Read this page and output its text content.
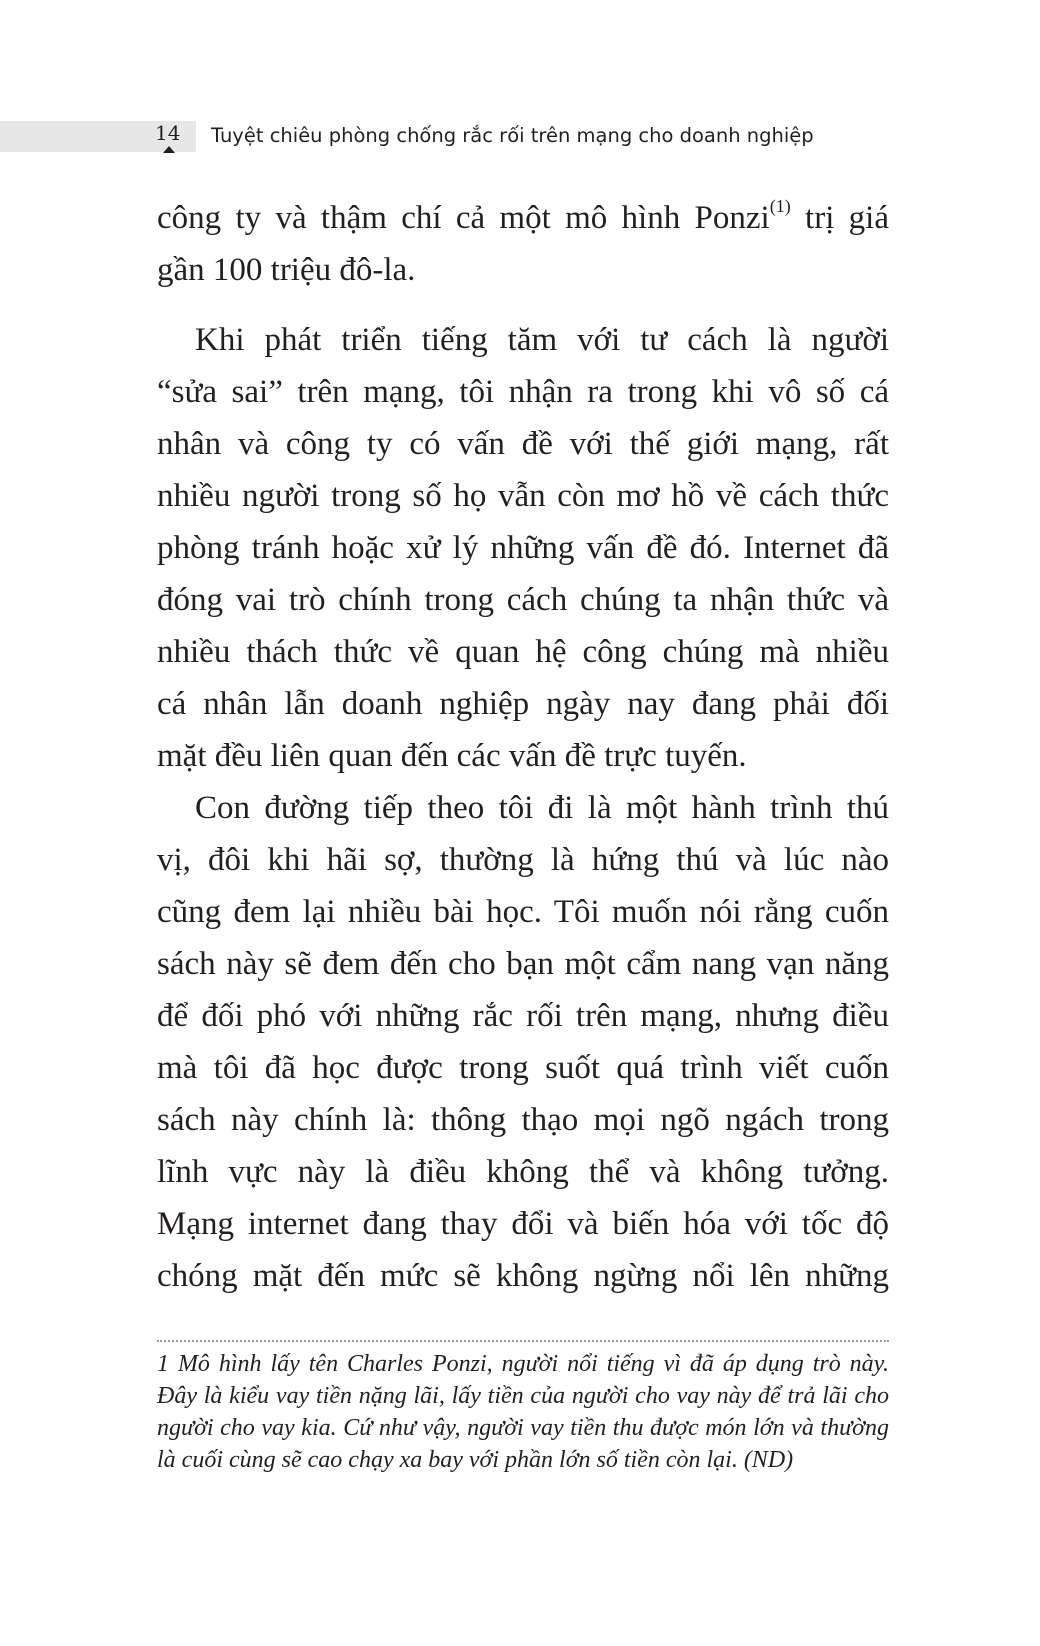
14 Tuyệt chiêu phòng chống rắc rối trên mạng cho doanh nghiệp

công ty và thậm chí cả một mô hình Ponzi$^{(1)}$ trị giá
gần 100 triệu đô-la.

Khi phát triển tiếng tăm với tư cách là người
“sửa sai” trên mạng, tôi nhận ra trong khi vô số cá
nhân và công ty có vấn đề với thế giới mạng, rất
nhiều người trong số họ vẫn còn mơ hồ về cách thức
phòng tránh hoặc xử lý những vấn đề đó. Internet đã
đóng vai trò chính trong cách chúng ta nhận thức và
nhiều thách thức về quan hệ công chúng mà nhiều
cá nhân lẫn doanh nghiệp ngày nay đang phải đối
mặt đều liên quan đến các vấn đề trực tuyến.

Con đường tiếp theo tôi đi là một hành trình thú
vị, đôi khi hãi sợ, thường là hứng thú và lúc nào
cũng đem lại nhiều bài học. Tôi muốn nói rằng cuốn
sách này sẽ đem đến cho bạn một cẩm nang vạn năng
để đối phó với những rắc rối trên mạng, nhưng điều
mà tôi đã học được trong suốt quá trình viết cuốn
sách này chính là: thông thạo mọi ngõ ngách trong
lĩnh vực này là điều không thể và không tưởng.
Mạng internet đang thay đổi và biến hóa với tốc độ
chóng mặt đến mức sẽ không ngừng nổi lên những

1 Mô hình lấy tên Charles Ponzi, người nổi tiếng vì đã áp dụng trò này.
Đây là kiểu vay tiền nặng lãi, lấy tiền của người cho vay này để trả lãi cho
người cho vay kia. Cứ như vậy, người vay tiền thu được món lớn và thường
là cuối cùng sẽ cao chạy xa bay với phần lớn số tiền còn lại. (ND)
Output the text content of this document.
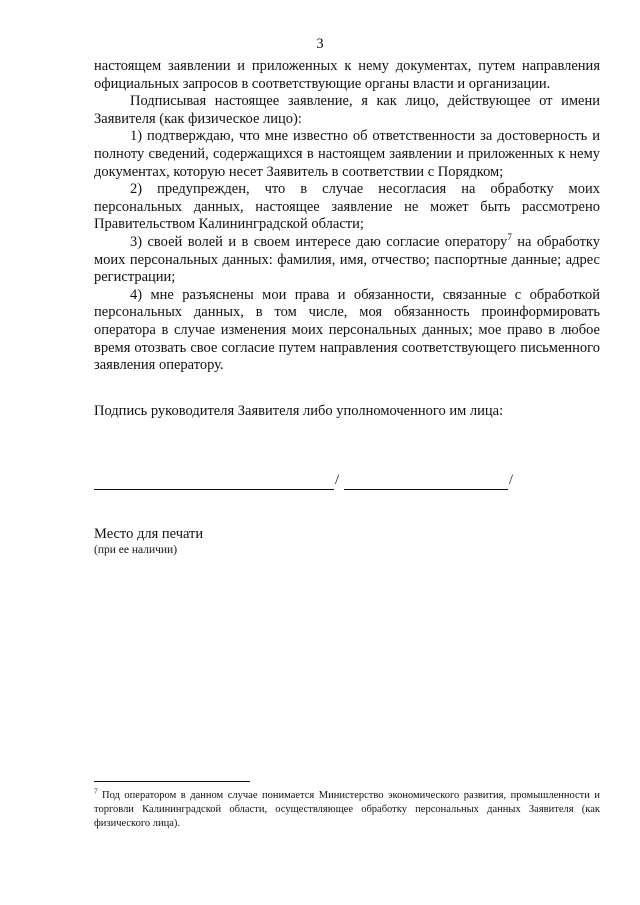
3

настоящем заявлении и приложенных к нему документах, путем направления официальных запросов в соответствующие органы власти и организации.

Подписывая настоящее заявление, я как лицо, действующее от имени Заявителя (как физическое лицо):

1) подтверждаю, что мне известно об ответственности за достоверность и полноту сведений, содержащихся в настоящем заявлении и приложенных к нему документах, которую несет Заявитель в соответствии с Порядком;

2) предупрежден, что в случае несогласия на обработку моих персональных данных, настоящее заявление не может быть рассмотрено Правительством Калининградской области;

3) своей волей и в своем интересе даю согласие оператору$^7$ на обработку моих персональных данных: фамилия, имя, отчество; паспортные данные; адрес регистрации;

4) мне разъяснены мои права и обязанности, связанные с обработкой персональных данных, в том числе, моя обязанность проинформировать оператора в случае изменения моих персональных данных; мое право в любое время отозвать свое согласие путем направления соответствующего письменного заявления оператору.

Подпись руководителя Заявителя либо уполномоченного им лица:
/	/
Место для печати
(при ее наличии)
$^7$ Под оператором в данном случае понимается Министерство экономического развития, промышленности и торговли Калининградской области, осуществляющее обработку персональных данных Заявителя (как физического лица).
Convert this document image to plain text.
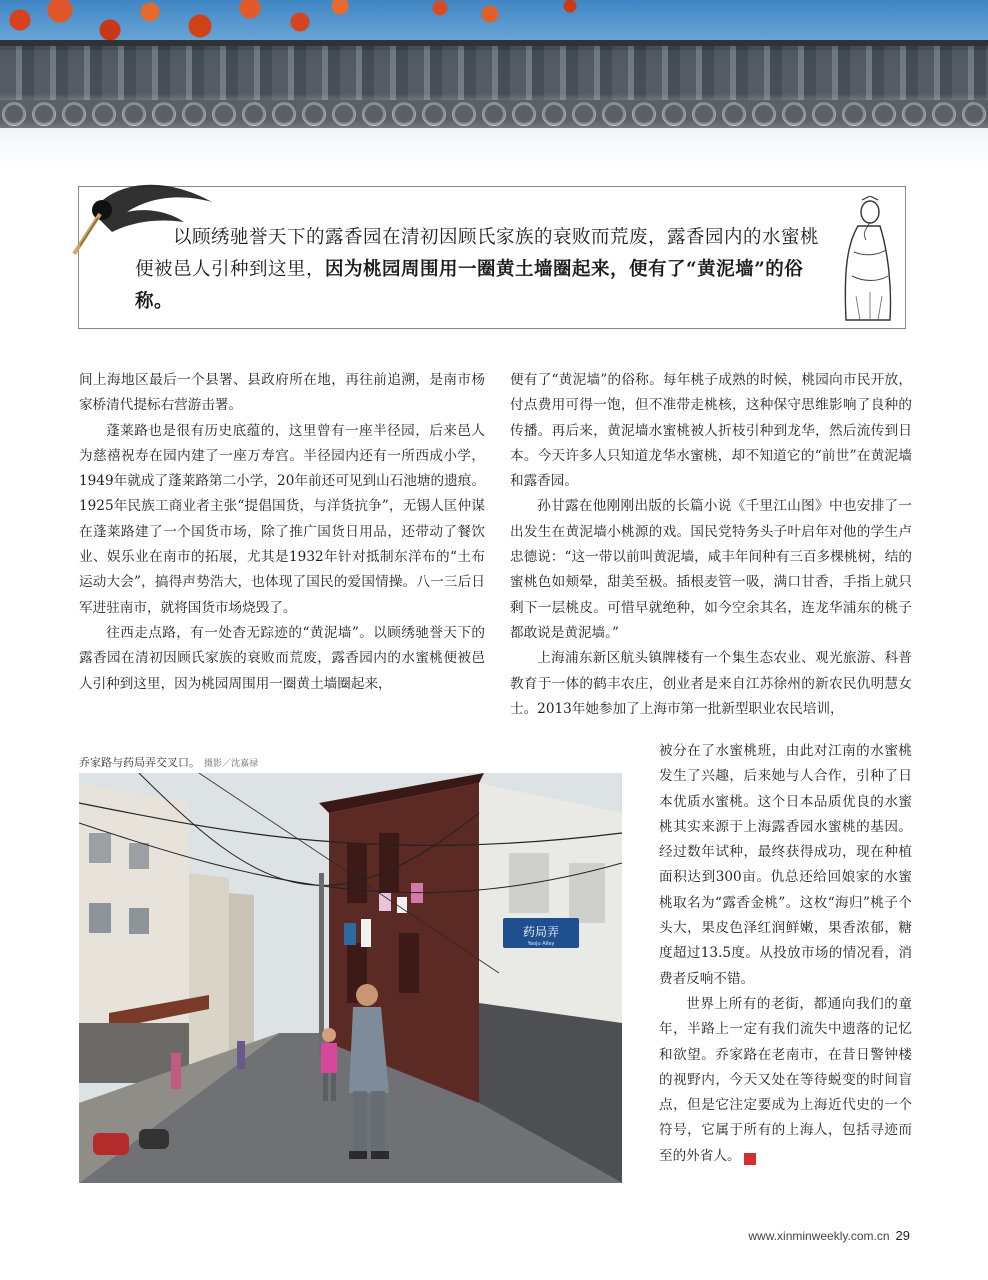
以顾绣驰誉天下的露香园在清初因顾氏家族的衰败而荒废，露香园内的水蜜桃便被邑人引种到这里，因为桃园周围用一圈黄土墙圈起来，便有了“黄泥墙”的俗称。

间上海地区最后一个县署、县政府所在地，再往前追溯，是南市杨家桥清代提标右营游击署。

蓬莱路也是很有历史底蕴的，这里曾有一座半径园，后来邑人为慈禧祝寿在园内建了一座万寿宫。半径园内还有一所西成小学，1949年就成了蓬莱路第二小学，20年前还可见到山石池塘的遗痕。1925年民族工商业者主张“提倡国货，与洋货抗争”，无锡人匡仲谋在蓬莱路建了一个国货市场，除了推广国货日用品，还带动了餐饮业、娱乐业在南市的拓展，尤其是1932年针对抵制东洋布的“土布运动大会”，搞得声势浩大，也体现了国民的爱国情操。八一三后日军进驻南市，就将国货市场烧毁了。

往西走点路，有一处杳无踪迹的“黄泥墙”。以顾绣驰誉天下的露香园在清初因顾氏家族的衰败而荒废，露香园内的水蜜桃便被邑人引种到这里，因为桃园周围用一圈黄土墙圈起来，

便有了“黄泥墙”的俗称。每年桃子成熟的时候，桃园向市民开放，付点费用可得一饱，但不准带走桃核，这种保守思维影响了良种的传播。再后来，黄泥墙水蜜桃被人折枝引种到龙华，然后流传到日本。今天许多人只知道龙华水蜜桃，却不知道它的“前世”在黄泥墙和露香园。

孙甘露在他刚刚出版的长篇小说《千里江山图》中也安排了一出发生在黄泥墙小桃源的戏。国民党特务头子叶启年对他的学生卢忠德说：“这一带以前叫黄泥墙，咸丰年间种有三百多棵桃树，结的蜜桃色如颊晕，甜美至极。插根麦管一吸，满口甘香，手指上就只剩下一层桃皮。可惜早就绝种，如今空余其名，连龙华浦东的桃子都敢说是黄泥墙。”

上海浦东新区航头镇牌楼有一个集生态农业、观光旅游、科普教育于一体的鹤丰农庄，创业者是来自江苏徐州的新农民仇明慧女士。2013年她参加了上海市第一批新型职业农民培训，

被分在了水蜜桃班，由此对江南的水蜜桃发生了兴趣，后来她与人合作，引种了日本优质水蜜桃。这个日本品质优良的水蜜桃其实来源于上海露香园水蜜桃的基因。经过数年试种，最终获得成功，现在种植面积达到300亩。仇总还给回娘家的水蜜桃取名为“露香金桃”。这枚“海归”桃子个头大，果皮色泽红润鲜嫩，果香浓郁，糖度超过13.5度。从投放市场的情况看，消费者反响不错。

世界上所有的老街，都通向我们的童年，半路上一定有我们流失中遗落的记忆和欲望。乔家路在老南市，在昔日警钟楼的视野内，今天又处在等待蜕变的时间盲点，但是它注定要成为上海近代史的一个符号，它属于所有的上海人，包括寻迹而至的外省人。	民

乔家路与药局弄交叉口。 摄影／沈嘉禄
药局弄
Yaoju Alley
www.xinminweekly.com.cn 29
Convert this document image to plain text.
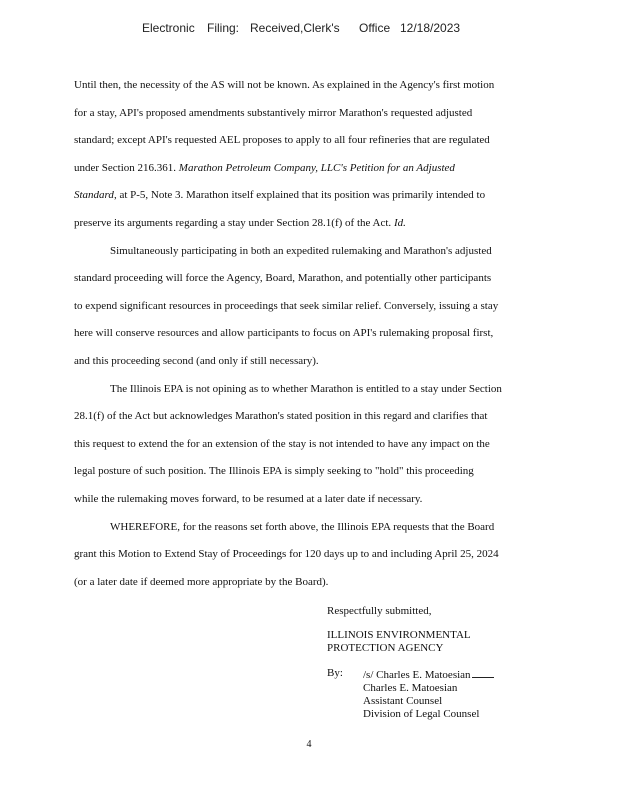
Electronic

Filing:

Received,Clerk's

Office

12/18/2023

Until then, the necessity of the AS will not be known. As explained in the Agency's first motion
for a stay, API's proposed amendments substantively mirror Marathon's requested adjusted
standard; except API's requested AEL proposes to apply to all four refineries that are regulated
under Section 216.361. Marathon Petroleum Company, LLC's Petition for an Adjusted
Standard, at P-5, Note 3. Marathon itself explained that its position was primarily intended to
preserve its arguments regarding a stay under Section 28.1(f) of the Act. Id.
Simultaneously participating in both an expedited rulemaking and Marathon's adjusted
standard proceeding will force the Agency, Board, Marathon, and potentially other participants
to expend significant resources in proceedings that seek similar relief. Conversely, issuing a stay
here will conserve resources and allow participants to focus on API's rulemaking proposal first,
and this proceeding second (and only if still necessary).
The Illinois EPA is not opining as to whether Marathon is entitled to a stay under Section
28.1(f) of the Act but acknowledges Marathon's stated position in this regard and clarifies that
this request to extend the for an extension of the stay is not intended to have any impact on the
legal posture of such position. The Illinois EPA is simply seeking to "hold" this proceeding
while the rulemaking moves forward, to be resumed at a later date if necessary.
WHEREFORE, for the reasons set forth above, the Illinois EPA requests that the Board
grant this Motion to Extend Stay of Proceedings for 120 days up to and including April 25, 2024
(or a later date if deemed more appropriate by the Board).
Respectfully submitted,
ILLINOIS ENVIRONMENTAL
PROTECTION AGENCY
By: /s/ Charles E. Matoesian
Charles E. Matoesian
Assistant Counsel
Division of Legal Counsel
4
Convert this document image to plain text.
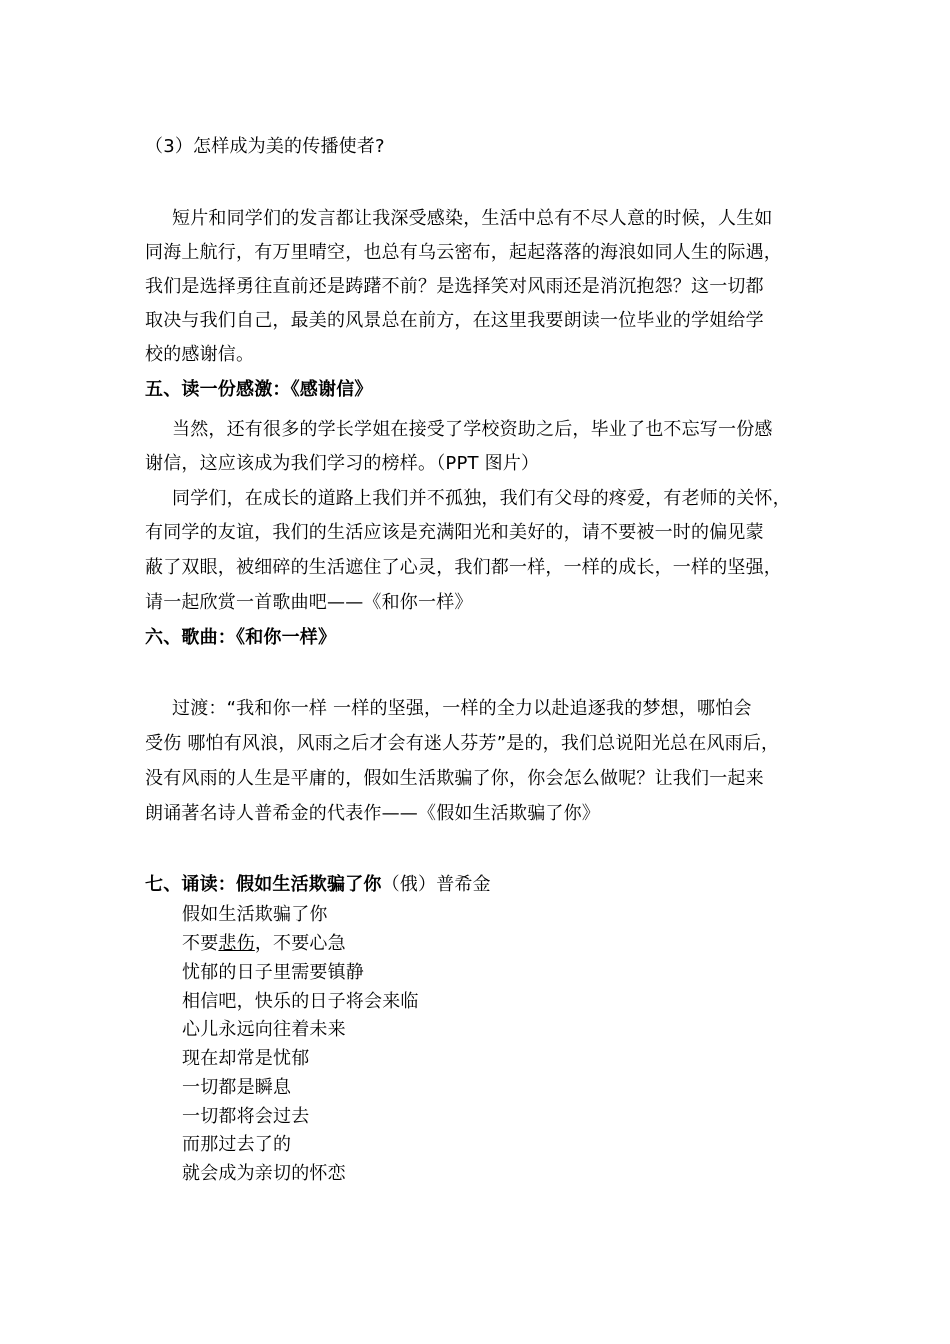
（3）怎样成为美的传播使者?
短片和同学们的发言都让我深受感染，生活中总有不尽人意的时候，人生如
同海上航行，有万里晴空，也总有乌云密布，起起落落的海浪如同人生的际遇，
我们是选择勇往直前还是踌躇不前？是选择笑对风雨还是消沉抱怨？这一切都
取决与我们自己，最美的风景总在前方，在这里我要朗读一位毕业的学姐给学
校的感谢信。
五、读一份感激：《感谢信》
当然，还有很多的学长学姐在接受了学校资助之后，毕业了也不忘写一份感
谢信，这应该成为我们学习的榜样。（PPT 图片）
同学们，在成长的道路上我们并不孤独，我们有父母的疼爱，有老师的关怀，
有同学的友谊，我们的生活应该是充满阳光和美好的，请不要被一时的偏见蒙
蔽了双眼，被细碎的生活遮住了心灵，我们都一样，一样的成长，一样的坚强，
请一起欣赏一首歌曲吧——《和你一样》
六、歌曲：《和你一样》
过渡：“我和你一样 一样的坚强，一样的全力以赴追逐我的梦想，哪怕会
受伤 哪怕有风浪，风雨之后才会有迷人芬芳”是的，我们总说阳光总在风雨后，
没有风雨的人生是平庸的，假如生活欺骗了你，你会怎么做呢？让我们一起来
朗诵著名诗人普希金的代表作——《假如生活欺骗了你》
七、诵读：假如生活欺骗了你（俄）普希金
假如生活欺骗了你
不要悲伤，不要心急
忧郁的日子里需要镇静
相信吧，快乐的日子将会来临
心儿永远向往着未来
现在却常是忧郁
一切都是瞬息
一切都将会过去
而那过去了的
就会成为亲切的怀恋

» **BRIEF**: Look through the data above. Each line containing the word "一样的坚强" needs to be copied.

» **TASK OUTPUT**:
蔽了双眼，被细碎的生活遮住了心灵，我们都一样，一样的成长，一样的坚强，
过渡：“我和你一样 一样的坚强，一样的全力以赴追逐我的梦想，哪怕会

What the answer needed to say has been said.